● To be done
Collect all lines below with the string "структуры".

Stored data start

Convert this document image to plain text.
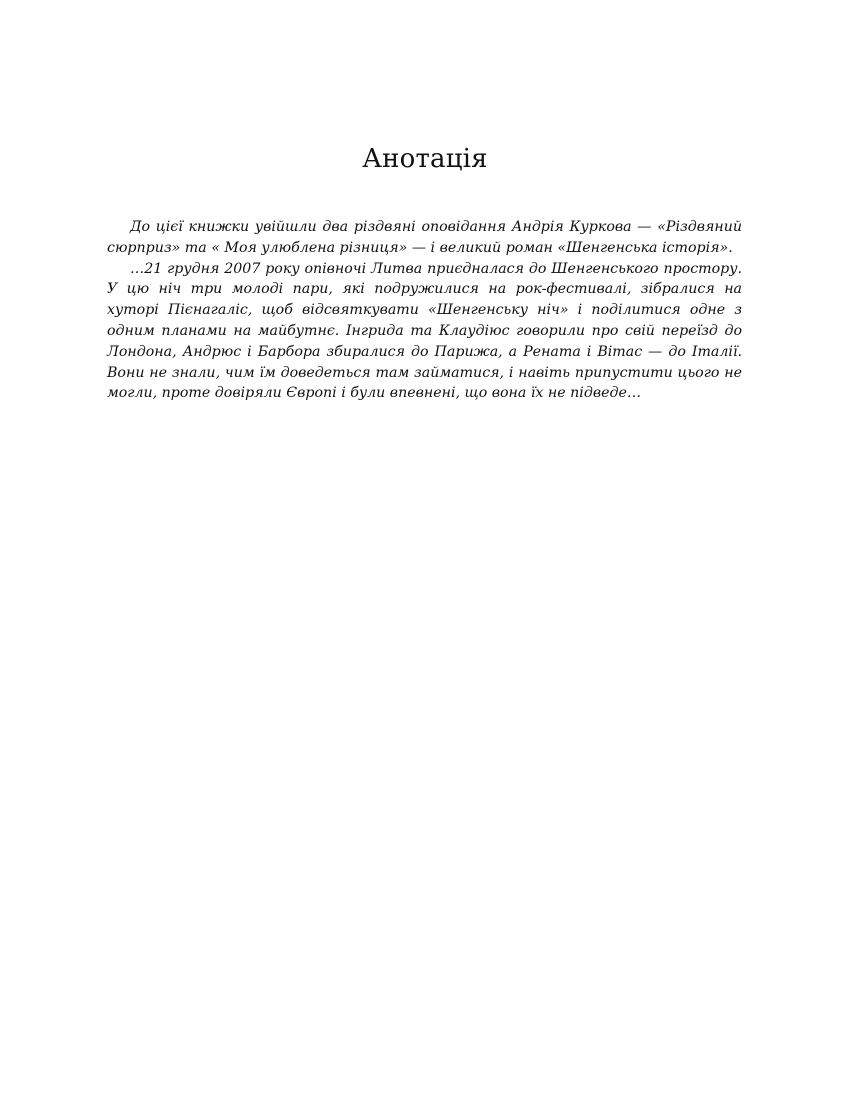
Анотація

До цієї книжки увійшли два різдвяні оповідання Андрія Куркова — «Різдвяний сюрприз» та « Моя улюблена різниця» — і великий роман «Шенгенська історія».

…21 грудня 2007 року опівночі Литва приєдналася до Шенгенського простору. У цю ніч три молоді пари, які подружилися на рок-фестивалі, зібралися на хуторі Пієнагаліс, щоб відсвяткувати «Шенгенську ніч» і поділитися одне з одним планами на майбутнє. Інгрида та Клаудіюс говорили про свій переїзд до Лондона, Андрюс і Барбора збиралися до Парижа, а Рената і Вітас — до Італії. Вони не знали, чим їм доведеться там займатися, і навіть припустити цього не могли, проте довіряли Європі і були впевнені, що вона їх не підведе…
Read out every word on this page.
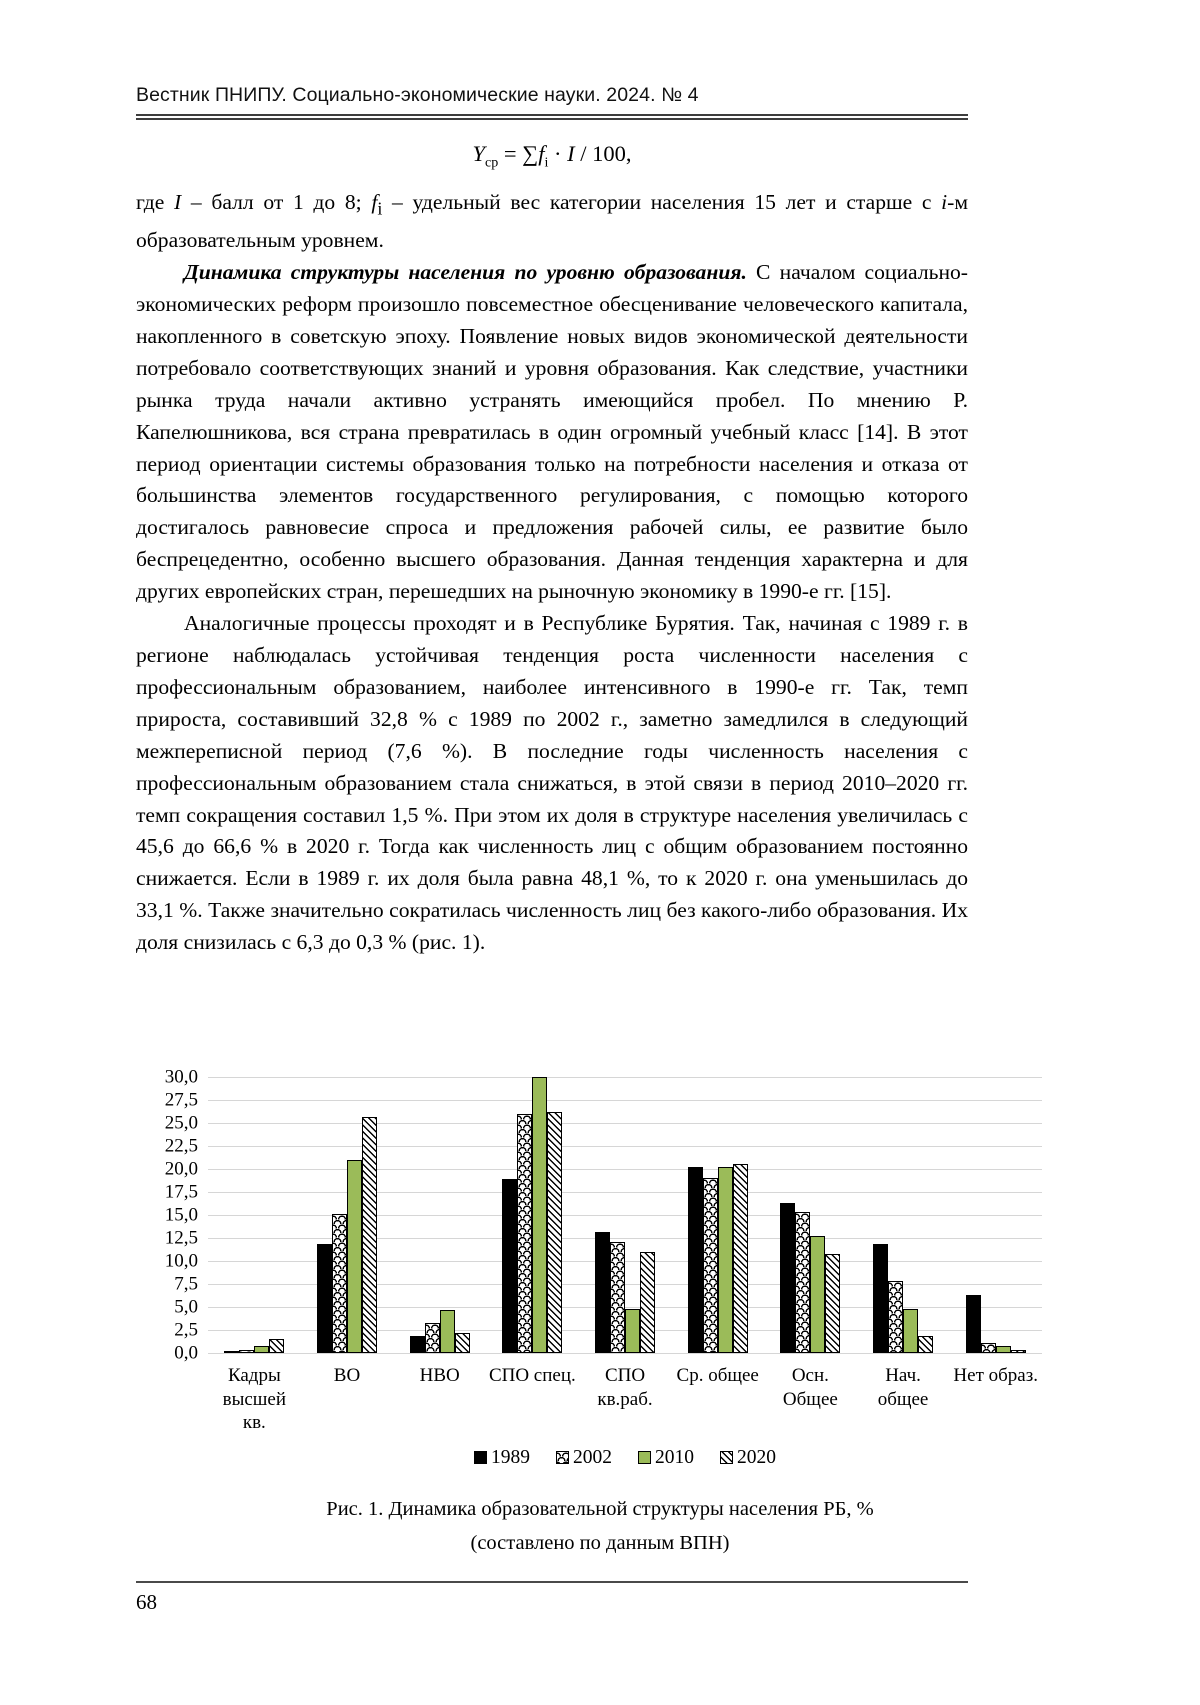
Вестник ПНИПУ. Социально-экономические науки. 2024. № 4
$Y_{ср} = \sum f_i \cdot I / 100$,

где I – балл от 1 до 8; $f_i$ – удельный вес категории населения 15 лет и старше с i-м образовательным уровнем.

Динамика структуры населения по уровню образования. С началом социально-экономических реформ произошло повсеместное обесценивание человеческого капитала, накопленного в советскую эпоху. Появление новых видов экономической деятельности потребовало соответствующих знаний и уровня образования. Как следствие, участники рынка труда начали активно устранять имеющийся пробел. По мнению Р. Капелюшникова, вся страна превратилась в один огромный учебный класс [14]. В этот период ориентации системы образования только на потребности населения и отказа от большинства элементов государственного регулирования, с помощью которого достигалось равновесие спроса и предложения рабочей силы, ее развитие было беспрецедентно, особенно высшего образования. Данная тенденция характерна и для других европейских стран, перешедших на рыночную экономику в 1990-е гг. [15].

Аналогичные процессы проходят и в Республике Бурятия. Так, начиная с 1989 г. в регионе наблюдалась устойчивая тенденция роста численности населения с профессиональным образованием, наиболее интенсивного в 1990-е гг. Так, темп прироста, составивший 32,8 % с 1989 по 2002 г., заметно замедлился в следующий межпереписной период (7,6 %). В последние годы численность населения с профессиональным образованием стала снижаться, в этой связи в период 2010–2020 гг. темп сокращения составил 1,5 %. При этом их доля в структуре населения увеличилась с 45,6 до 66,6 % в 2020 г. Тогда как численность лиц с общим образованием постоянно снижается. Если в 1989 г. их доля была равна 48,1 %, то к 2020 г. она уменьшилась до 33,1 %. Также значительно сократилась численность лиц без какого-либо образования. Их доля снизилась с 6,3 до 0,3 % (рис. 1).

0,0
2,5
5,0
7,5
10,0
12,5
15,0
17,5
20,0
22,5
25,0
27,5
30,0
Кадры
высшей
кв.
ВО	НВО	СПО спец.	СПО
кв.раб.
Ср. общее	Осн.
Общее
Нач.
общее
Нет образ.
1989 2002 2010 2020
Рис. 1. Динамика образовательной структуры населения РБ, %
(составлено по данным ВПН)
68
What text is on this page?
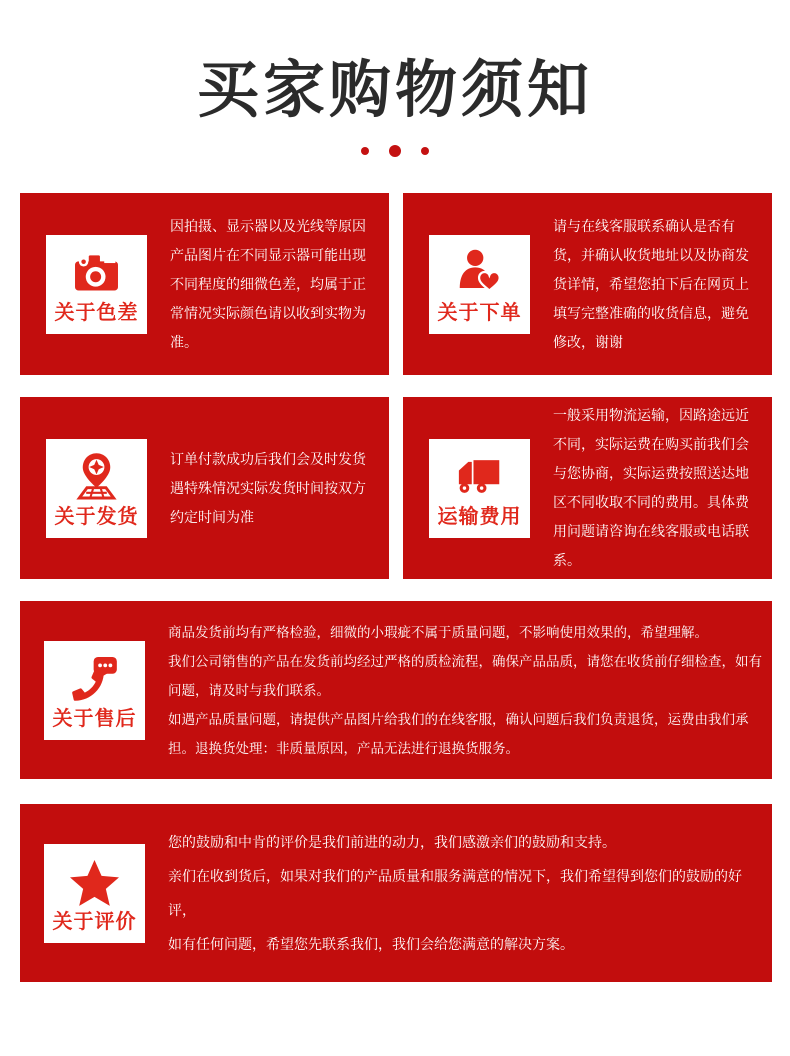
买家购物须知
关于色差

因拍摄、显示器以及光线等原因产品图片在不同显示器可能出现不同程度的细微色差，均属于正常情况实际颜色请以收到实物为准。

关于下单

请与在线客服联系确认是否有货，并确认收货地址以及协商发货详情，希望您拍下后在网页上填写完整准确的收货信息，避免修改，谢谢

关于发货

订单付款成功后我们会及时发货

遇特殊情况实际发货时间按双方约定时间为准	运输费用

一般采用物流运输，因路途远近不同，实际运费在购买前我们会与您协商，实际运费按照送达地区不同收取不同的费用。具体费用问题请咨询在线客服或电话联系。

关于售后

商品发货前均有严格检验，细微的小瑕疵不属于质量问题，不影响使用效果的，希望理解。

我们公司销售的产品在发货前均经过严格的质检流程，确保产品品质，请您在收货前仔细检查，如有问题，请及时与我们联系。

如遇产品质量问题，请提供产品图片给我们的在线客服，确认问题后我们负责退货，运费由我们承担。退换货处理：非质量原因，产品无法进行退换货服务。

关于评价

您的鼓励和中肯的评价是我们前进的动力，我们感激亲们的鼓励和支持。

亲们在收到货后，如果对我们的产品质量和服务满意的情况下，我们希望得到您们的鼓励的好评，

如有任何问题，希望您先联系我们，我们会给您满意的解决方案。
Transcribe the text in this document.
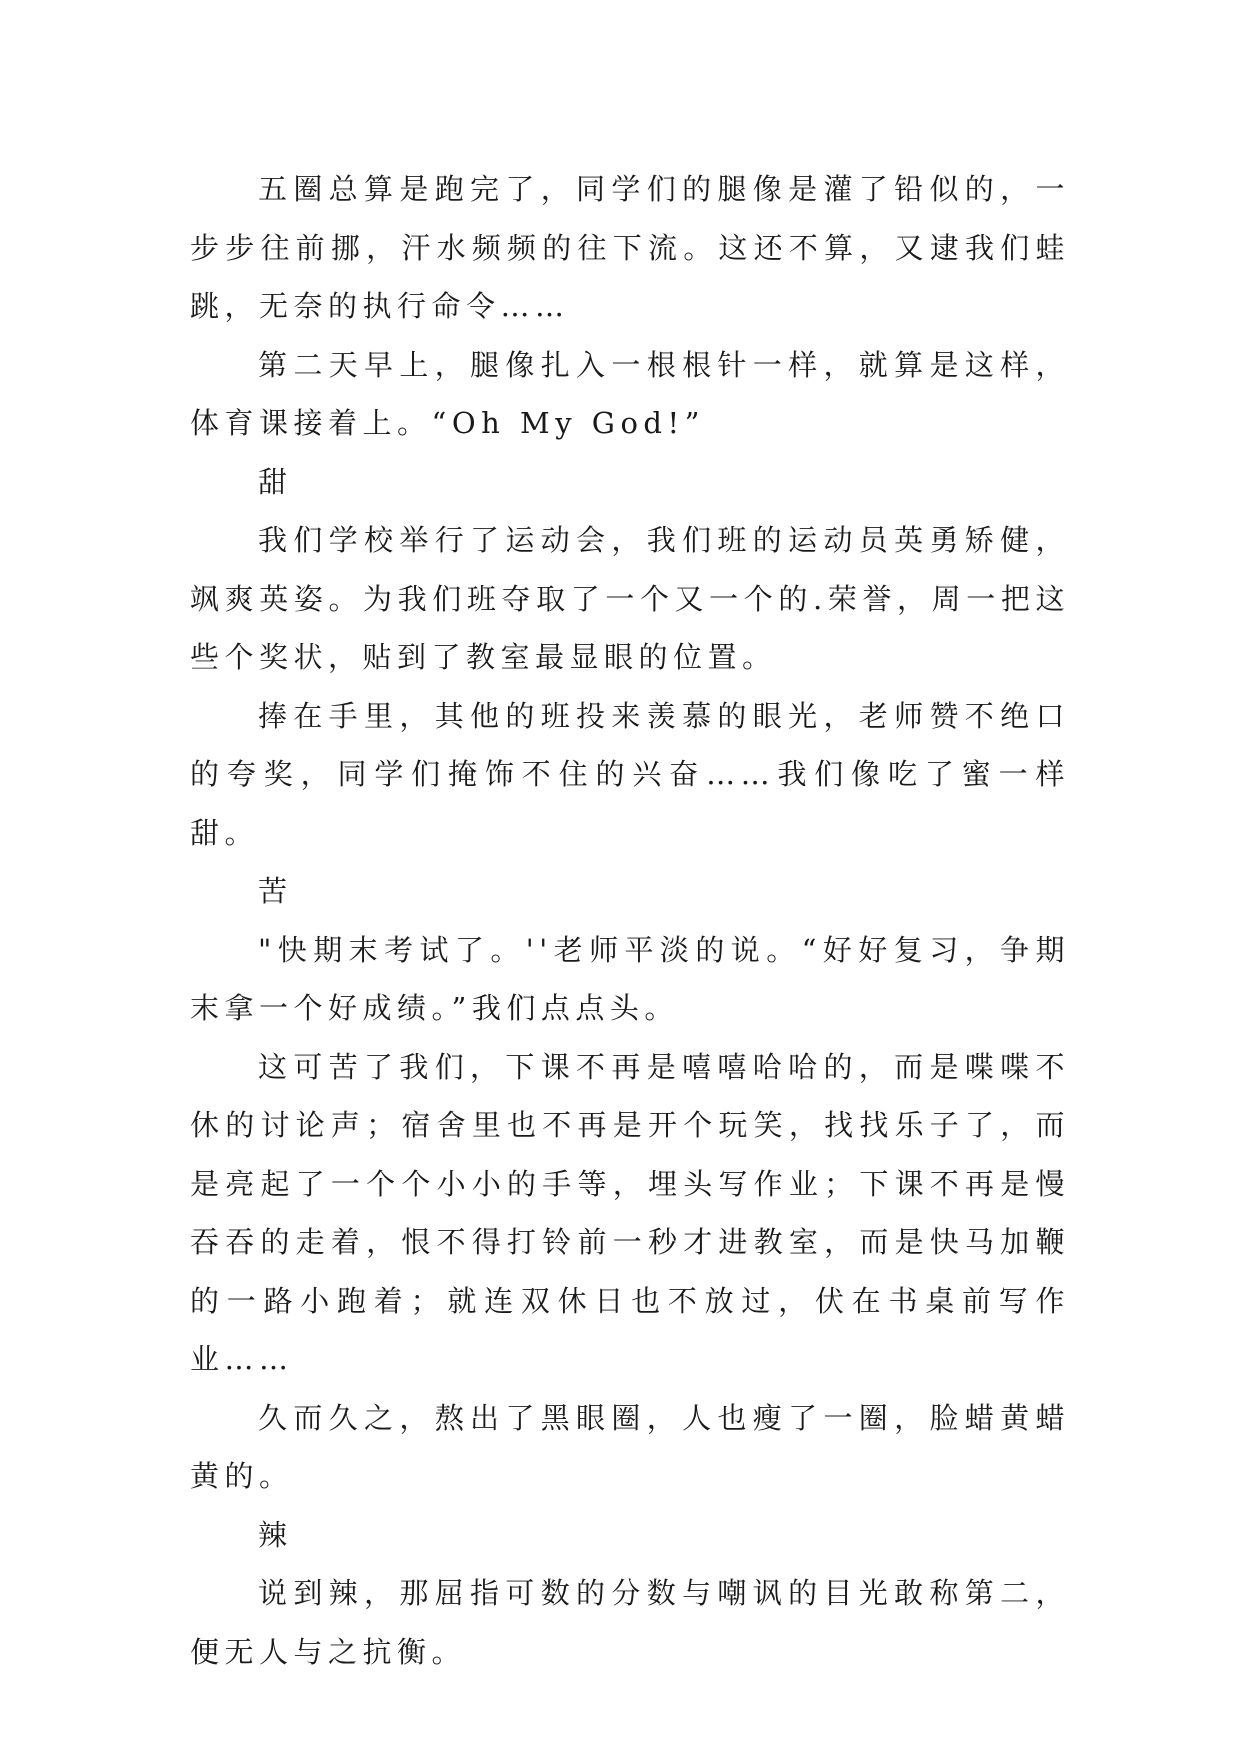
五圈总算是跑完了，同学们的腿像是灌了铅似的，一步步往前挪，汗水频频的往下流。这还不算，又逮我们蛙跳，无奈的执行命令……

第二天早上，腿像扎入一根根针一样，就算是这样，体育课接着上。“Oh My God!”

甜

我们学校举行了运动会，我们班的运动员英勇矫健，飒爽英姿。为我们班夺取了一个又一个的.荣誉，周一把这些个奖状，贴到了教室最显眼的位置。

捧在手里，其他的班投来羡慕的眼光，老师赞不绝口的夸奖，同学们掩饰不住的兴奋……我们像吃了蜜一样甜。

苦

"快期末考试了。''老师平淡的说。“好好复习，争期末拿一个好成绩。”我们点点头。

这可苦了我们，下课不再是嘻嘻哈哈的，而是喋喋不休的讨论声；宿舍里也不再是开个玩笑，找找乐子了，而是亮起了一个个小小的手等，埋头写作业；下课不再是慢吞吞的走着，恨不得打铃前一秒才进教室，而是快马加鞭的一路小跑着；就连双休日也不放过，伏在书桌前写作业……

久而久之，熬出了黑眼圈，人也瘦了一圈，脸蜡黄蜡黄的。

辣

说到辣，那屈指可数的分数与嘲讽的目光敢称第二，便无人与之抗衡。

Stored data end

● Answer to the problem
Динамика структуры населения по уровню образования. С началом социально-экономических реформ произошло повсеместное обесценивание человеческого капитала, накопленного в советскую эпоху. Появление новых видов экономической деятельности потребовало соответствующих знаний и уровня образования. Как следствие, участники рынка труда начали активно устранять имеющийся пробел. По мнению Р. Капелюшникова, вся страна превратилась в один огромный учебный класс [14]. В этот период ориентации системы образования только на потребности населения и отказа от большинства элементов государственного регулирования, с помощью которого достигалось равновесие спроса и предложения рабочей силы, ее развитие было беспрецедентно, особенно высшего образования. Данная тенденция характерна и для других европейских стран, перешедших на рыночную экономику в 1990-е гг. [15].
Рис. 1. Динамика образовательной структуры населения РБ, %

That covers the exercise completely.